### DO THIS
Write out the lines as a numbered list, from the first line up to and including the line containing "bookmark-uipath-academy[interactable]: Ui UiPath". Leave out any blank lines.

### DATA IN THIS EXERCISE
## start

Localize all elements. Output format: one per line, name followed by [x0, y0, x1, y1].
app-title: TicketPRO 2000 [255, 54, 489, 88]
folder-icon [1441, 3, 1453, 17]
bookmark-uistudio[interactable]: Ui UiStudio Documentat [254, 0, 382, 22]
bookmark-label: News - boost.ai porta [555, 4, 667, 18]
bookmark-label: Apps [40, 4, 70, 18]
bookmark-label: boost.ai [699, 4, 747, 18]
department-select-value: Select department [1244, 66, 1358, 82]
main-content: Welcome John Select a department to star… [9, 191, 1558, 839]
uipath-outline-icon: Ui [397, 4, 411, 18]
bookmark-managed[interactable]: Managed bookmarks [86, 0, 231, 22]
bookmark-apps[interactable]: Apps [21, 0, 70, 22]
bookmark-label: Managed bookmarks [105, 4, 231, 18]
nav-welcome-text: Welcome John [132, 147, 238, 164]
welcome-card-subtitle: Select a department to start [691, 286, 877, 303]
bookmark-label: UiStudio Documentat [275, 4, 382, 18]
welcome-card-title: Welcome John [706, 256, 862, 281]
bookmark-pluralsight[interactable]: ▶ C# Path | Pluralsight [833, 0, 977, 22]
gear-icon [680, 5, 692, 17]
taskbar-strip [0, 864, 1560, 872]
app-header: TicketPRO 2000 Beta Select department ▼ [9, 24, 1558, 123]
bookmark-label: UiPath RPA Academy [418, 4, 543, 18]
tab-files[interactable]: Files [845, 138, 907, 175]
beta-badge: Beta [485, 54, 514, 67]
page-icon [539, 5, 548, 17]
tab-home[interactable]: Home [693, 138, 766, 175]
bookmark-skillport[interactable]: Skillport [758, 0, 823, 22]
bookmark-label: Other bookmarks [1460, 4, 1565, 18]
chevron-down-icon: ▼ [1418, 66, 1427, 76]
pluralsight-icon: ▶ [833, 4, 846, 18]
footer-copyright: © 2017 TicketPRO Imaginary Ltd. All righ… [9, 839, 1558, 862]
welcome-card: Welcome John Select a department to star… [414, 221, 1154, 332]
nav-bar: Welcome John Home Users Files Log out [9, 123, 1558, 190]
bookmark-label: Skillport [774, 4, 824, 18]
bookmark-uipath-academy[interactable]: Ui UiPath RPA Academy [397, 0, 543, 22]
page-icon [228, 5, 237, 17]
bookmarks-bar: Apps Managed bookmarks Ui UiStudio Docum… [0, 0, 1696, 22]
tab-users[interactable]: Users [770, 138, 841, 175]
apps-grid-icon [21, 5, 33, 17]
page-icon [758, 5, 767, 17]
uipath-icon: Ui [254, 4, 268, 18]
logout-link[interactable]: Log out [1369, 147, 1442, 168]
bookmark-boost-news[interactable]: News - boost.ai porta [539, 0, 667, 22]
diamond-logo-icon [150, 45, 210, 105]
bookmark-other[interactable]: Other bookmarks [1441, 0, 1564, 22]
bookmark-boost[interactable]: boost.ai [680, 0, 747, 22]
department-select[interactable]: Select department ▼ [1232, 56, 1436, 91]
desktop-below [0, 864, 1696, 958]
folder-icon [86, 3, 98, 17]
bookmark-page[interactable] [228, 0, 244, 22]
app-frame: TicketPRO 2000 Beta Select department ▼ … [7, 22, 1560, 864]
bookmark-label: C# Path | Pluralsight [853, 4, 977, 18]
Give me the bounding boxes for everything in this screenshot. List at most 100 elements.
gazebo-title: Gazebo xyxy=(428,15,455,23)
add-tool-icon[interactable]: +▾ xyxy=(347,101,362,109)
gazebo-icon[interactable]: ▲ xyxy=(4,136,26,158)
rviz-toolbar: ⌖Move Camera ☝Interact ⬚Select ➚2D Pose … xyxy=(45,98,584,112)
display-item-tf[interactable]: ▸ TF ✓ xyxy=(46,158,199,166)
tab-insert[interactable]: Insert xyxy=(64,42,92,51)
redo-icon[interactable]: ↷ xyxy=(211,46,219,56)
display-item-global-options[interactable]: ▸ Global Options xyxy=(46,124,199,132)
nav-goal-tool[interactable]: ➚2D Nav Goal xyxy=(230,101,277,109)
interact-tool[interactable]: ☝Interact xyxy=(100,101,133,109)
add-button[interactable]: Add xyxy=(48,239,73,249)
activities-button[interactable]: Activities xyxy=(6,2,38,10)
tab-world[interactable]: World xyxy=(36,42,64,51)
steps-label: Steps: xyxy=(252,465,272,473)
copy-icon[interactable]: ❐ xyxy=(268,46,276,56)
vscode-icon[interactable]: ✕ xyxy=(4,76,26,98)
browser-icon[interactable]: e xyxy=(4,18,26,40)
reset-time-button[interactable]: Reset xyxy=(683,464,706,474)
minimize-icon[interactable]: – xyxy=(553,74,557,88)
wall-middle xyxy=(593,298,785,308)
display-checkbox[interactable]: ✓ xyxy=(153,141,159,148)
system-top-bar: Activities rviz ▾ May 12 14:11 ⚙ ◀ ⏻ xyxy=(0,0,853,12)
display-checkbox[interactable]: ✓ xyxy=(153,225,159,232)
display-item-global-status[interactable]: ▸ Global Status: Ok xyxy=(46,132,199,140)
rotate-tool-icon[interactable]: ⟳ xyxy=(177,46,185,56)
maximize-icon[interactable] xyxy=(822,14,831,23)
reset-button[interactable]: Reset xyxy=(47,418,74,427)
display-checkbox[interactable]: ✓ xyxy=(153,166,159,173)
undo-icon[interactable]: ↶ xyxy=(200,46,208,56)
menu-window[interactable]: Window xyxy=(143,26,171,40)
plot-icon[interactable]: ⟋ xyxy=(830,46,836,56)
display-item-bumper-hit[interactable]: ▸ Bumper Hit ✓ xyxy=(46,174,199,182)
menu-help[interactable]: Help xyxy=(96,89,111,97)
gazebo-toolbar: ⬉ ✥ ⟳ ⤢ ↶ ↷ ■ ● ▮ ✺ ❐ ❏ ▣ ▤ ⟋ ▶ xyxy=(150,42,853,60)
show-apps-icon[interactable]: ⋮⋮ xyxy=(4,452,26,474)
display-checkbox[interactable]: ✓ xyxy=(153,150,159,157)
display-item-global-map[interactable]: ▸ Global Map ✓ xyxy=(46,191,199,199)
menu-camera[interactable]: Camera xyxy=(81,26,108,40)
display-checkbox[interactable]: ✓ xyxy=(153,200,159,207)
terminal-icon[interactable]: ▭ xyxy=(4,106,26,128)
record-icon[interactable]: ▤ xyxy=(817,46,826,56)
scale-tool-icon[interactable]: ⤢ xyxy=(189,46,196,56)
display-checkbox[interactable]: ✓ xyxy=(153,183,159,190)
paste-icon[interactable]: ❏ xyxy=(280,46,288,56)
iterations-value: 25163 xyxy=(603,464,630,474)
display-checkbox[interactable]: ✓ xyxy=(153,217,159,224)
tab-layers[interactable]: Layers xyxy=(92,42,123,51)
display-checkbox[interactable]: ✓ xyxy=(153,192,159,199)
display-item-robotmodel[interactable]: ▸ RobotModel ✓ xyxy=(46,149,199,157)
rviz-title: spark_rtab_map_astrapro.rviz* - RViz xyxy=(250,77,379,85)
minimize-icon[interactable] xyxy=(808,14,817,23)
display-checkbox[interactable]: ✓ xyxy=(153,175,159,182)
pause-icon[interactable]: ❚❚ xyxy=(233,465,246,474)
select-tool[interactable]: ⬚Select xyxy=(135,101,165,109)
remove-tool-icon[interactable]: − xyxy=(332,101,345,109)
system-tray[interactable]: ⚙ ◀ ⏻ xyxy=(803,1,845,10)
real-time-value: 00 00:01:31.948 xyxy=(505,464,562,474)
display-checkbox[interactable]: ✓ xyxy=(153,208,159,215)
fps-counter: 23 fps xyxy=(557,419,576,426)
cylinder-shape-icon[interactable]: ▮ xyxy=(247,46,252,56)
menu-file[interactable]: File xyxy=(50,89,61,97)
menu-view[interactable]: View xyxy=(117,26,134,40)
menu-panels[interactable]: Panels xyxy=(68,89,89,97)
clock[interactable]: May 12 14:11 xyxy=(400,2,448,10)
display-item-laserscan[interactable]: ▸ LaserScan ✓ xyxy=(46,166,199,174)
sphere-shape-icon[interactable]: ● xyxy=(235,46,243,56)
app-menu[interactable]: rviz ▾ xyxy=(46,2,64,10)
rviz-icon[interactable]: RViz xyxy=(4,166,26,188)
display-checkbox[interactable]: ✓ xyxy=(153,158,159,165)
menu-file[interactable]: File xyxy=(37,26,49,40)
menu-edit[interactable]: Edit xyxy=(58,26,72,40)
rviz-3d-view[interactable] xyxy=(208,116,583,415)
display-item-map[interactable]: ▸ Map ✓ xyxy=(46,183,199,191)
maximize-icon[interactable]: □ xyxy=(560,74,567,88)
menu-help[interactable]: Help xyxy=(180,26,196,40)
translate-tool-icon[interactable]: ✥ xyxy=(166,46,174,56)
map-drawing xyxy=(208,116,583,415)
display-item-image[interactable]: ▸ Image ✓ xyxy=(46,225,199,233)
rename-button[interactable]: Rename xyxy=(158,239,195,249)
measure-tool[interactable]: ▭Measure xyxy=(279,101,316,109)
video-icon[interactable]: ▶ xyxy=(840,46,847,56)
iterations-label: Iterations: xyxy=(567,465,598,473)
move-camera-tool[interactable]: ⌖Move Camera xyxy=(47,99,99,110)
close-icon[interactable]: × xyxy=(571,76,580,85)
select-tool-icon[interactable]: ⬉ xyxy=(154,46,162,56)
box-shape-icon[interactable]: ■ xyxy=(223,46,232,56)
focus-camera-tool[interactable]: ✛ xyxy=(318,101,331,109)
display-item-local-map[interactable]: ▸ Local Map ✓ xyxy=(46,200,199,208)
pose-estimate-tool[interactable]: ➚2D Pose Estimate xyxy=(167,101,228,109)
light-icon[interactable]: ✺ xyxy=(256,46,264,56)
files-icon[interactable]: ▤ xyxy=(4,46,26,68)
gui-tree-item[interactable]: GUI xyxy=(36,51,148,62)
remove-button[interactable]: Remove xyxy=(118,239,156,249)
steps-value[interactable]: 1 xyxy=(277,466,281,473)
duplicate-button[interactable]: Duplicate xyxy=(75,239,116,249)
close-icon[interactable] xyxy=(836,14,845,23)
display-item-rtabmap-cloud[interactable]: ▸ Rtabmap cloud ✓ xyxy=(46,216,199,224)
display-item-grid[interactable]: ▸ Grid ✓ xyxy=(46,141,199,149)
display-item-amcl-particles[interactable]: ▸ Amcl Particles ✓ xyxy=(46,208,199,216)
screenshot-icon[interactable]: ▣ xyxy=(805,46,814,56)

## end

### WRITTEN ANSWER
1. Localize all elements. Output format: one per line, name followed by [x0, y0, x1, y1].
2. app-title: TicketPRO 2000 [255, 54, 489, 88]
3. folder-icon [1441, 3, 1453, 17]
4. bookmark-uistudio[interactable]: Ui UiStudio Documentat [254, 0, 382, 22]
5. bookmark-label: News - boost.ai porta [555, 4, 667, 18]
6. bookmark-label: Apps [40, 4, 70, 18]
7. bookmark-label: boost.ai [699, 4, 747, 18]
8. department-select-value: Select department [1244, 66, 1358, 82]
9. main-content: Welcome John Select a department to star… [9, 191, 1558, 839]
10. uipath-outline-icon: Ui [397, 4, 411, 18]
11. bookmark-managed[interactable]: Managed bookmarks [86, 0, 231, 22]
12. bookmark-apps[interactable]: Apps [21, 0, 70, 22]
13. bookmark-label: Managed bookmarks [105, 4, 231, 18]
14. nav-welcome-text: Welcome John [132, 147, 238, 164]
15. welcome-card-subtitle: Select a department to start [691, 286, 877, 303]
16. bookmark-label: UiStudio Documentat [275, 4, 382, 18]
17. welcome-card-title: Welcome John [706, 256, 862, 281]
18. bookmark-pluralsight[interactable]: ▶ C# Path | Pluralsight [833, 0, 977, 22]
19. gear-icon [680, 5, 692, 17]
20. taskbar-strip [0, 864, 1560, 872]
21. app-header: TicketPRO 2000 Beta Select department ▼ [9, 24, 1558, 123]
22. bookmark-label: UiPath RPA Academy [418, 4, 543, 18]
23. tab-files[interactable]: Files [845, 138, 907, 175]
24. beta-badge: Beta [485, 54, 514, 67]
25. page-icon [539, 5, 548, 17]
26. tab-home[interactable]: Home [693, 138, 766, 175]
27. bookmark-skillport[interactable]: Skillport [758, 0, 823, 22]
28. bookmark-label: Other bookmarks [1460, 4, 1565, 18]
29. chevron-down-icon: ▼ [1418, 66, 1427, 76]
30. pluralsight-icon: ▶ [833, 4, 846, 18]
31. footer-copyright: © 2017 TicketPRO Imaginary Ltd. All righ… [9, 839, 1558, 862]
32. welcome-card: Welcome John Select a department to star… [414, 221, 1154, 332]
33. nav-bar: Welcome John Home Users Files Log out [9, 123, 1558, 190]
34. bookmark-label: Skillport [774, 4, 824, 18]
35. bookmark-uipath-academy[interactable]: Ui UiPath RPA Academy [397, 0, 543, 22]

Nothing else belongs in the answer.